_Dataset rows_.
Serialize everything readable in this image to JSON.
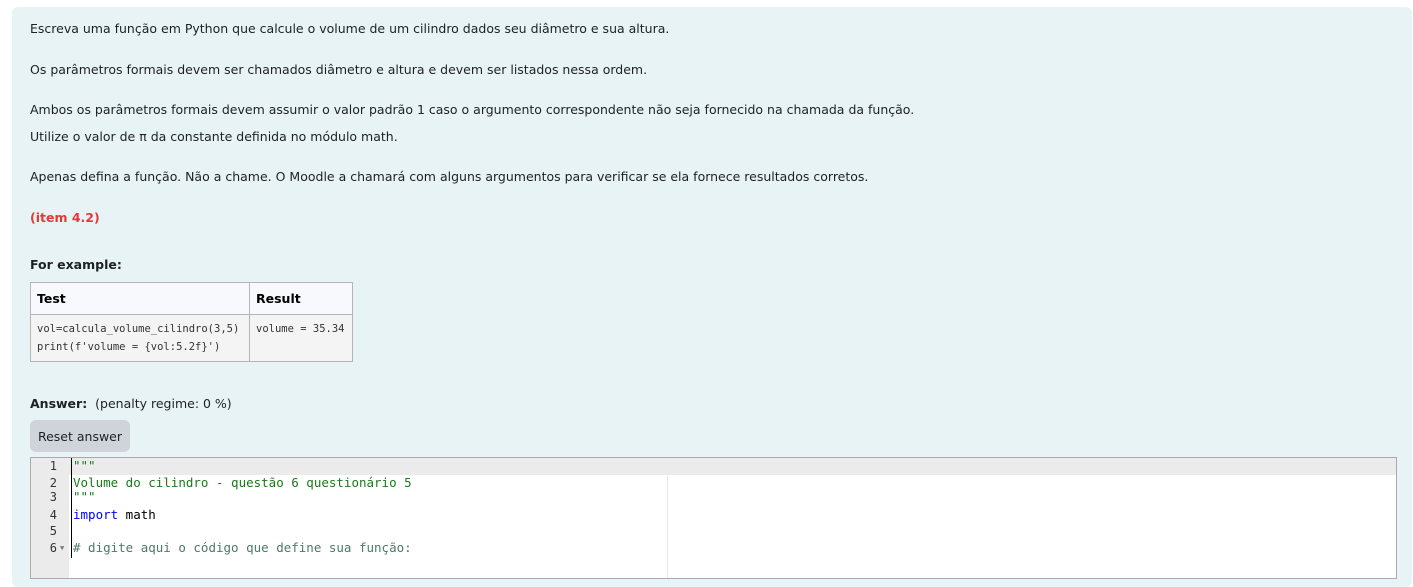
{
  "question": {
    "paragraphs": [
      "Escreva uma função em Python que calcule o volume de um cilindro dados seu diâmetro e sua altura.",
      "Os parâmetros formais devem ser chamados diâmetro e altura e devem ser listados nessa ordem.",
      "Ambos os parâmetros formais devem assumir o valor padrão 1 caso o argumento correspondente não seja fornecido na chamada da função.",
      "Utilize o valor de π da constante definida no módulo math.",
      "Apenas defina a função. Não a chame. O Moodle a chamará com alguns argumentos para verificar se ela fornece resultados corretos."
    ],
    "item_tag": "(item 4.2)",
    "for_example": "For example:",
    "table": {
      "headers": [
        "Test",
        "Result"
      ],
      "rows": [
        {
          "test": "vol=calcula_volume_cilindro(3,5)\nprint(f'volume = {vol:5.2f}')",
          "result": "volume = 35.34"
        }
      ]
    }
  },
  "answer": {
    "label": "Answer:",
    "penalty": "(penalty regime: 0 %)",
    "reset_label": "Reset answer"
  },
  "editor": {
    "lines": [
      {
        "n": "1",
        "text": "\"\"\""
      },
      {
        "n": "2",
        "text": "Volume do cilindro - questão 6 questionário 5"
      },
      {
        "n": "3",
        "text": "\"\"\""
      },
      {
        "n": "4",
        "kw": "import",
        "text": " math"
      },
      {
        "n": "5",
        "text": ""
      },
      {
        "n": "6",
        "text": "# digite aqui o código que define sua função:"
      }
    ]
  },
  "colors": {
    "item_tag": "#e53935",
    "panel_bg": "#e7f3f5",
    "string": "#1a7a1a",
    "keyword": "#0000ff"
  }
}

==

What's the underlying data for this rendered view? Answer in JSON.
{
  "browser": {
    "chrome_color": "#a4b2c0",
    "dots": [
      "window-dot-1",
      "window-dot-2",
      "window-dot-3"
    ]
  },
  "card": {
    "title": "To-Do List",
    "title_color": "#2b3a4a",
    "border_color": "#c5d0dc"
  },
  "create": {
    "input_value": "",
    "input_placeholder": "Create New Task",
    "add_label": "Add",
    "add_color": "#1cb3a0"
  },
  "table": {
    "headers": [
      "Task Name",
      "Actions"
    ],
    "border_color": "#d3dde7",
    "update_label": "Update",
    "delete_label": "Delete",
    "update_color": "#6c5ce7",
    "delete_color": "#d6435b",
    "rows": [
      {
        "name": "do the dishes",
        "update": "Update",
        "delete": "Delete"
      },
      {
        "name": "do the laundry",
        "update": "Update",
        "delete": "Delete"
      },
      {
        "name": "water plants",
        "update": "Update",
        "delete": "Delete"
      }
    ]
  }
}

_What is needed_. Find the lines containing "math" and list every one of them.

_Solution to this exercise_.
      "Utilize o valor de π da constante definida no módulo math.",
        "text": " math"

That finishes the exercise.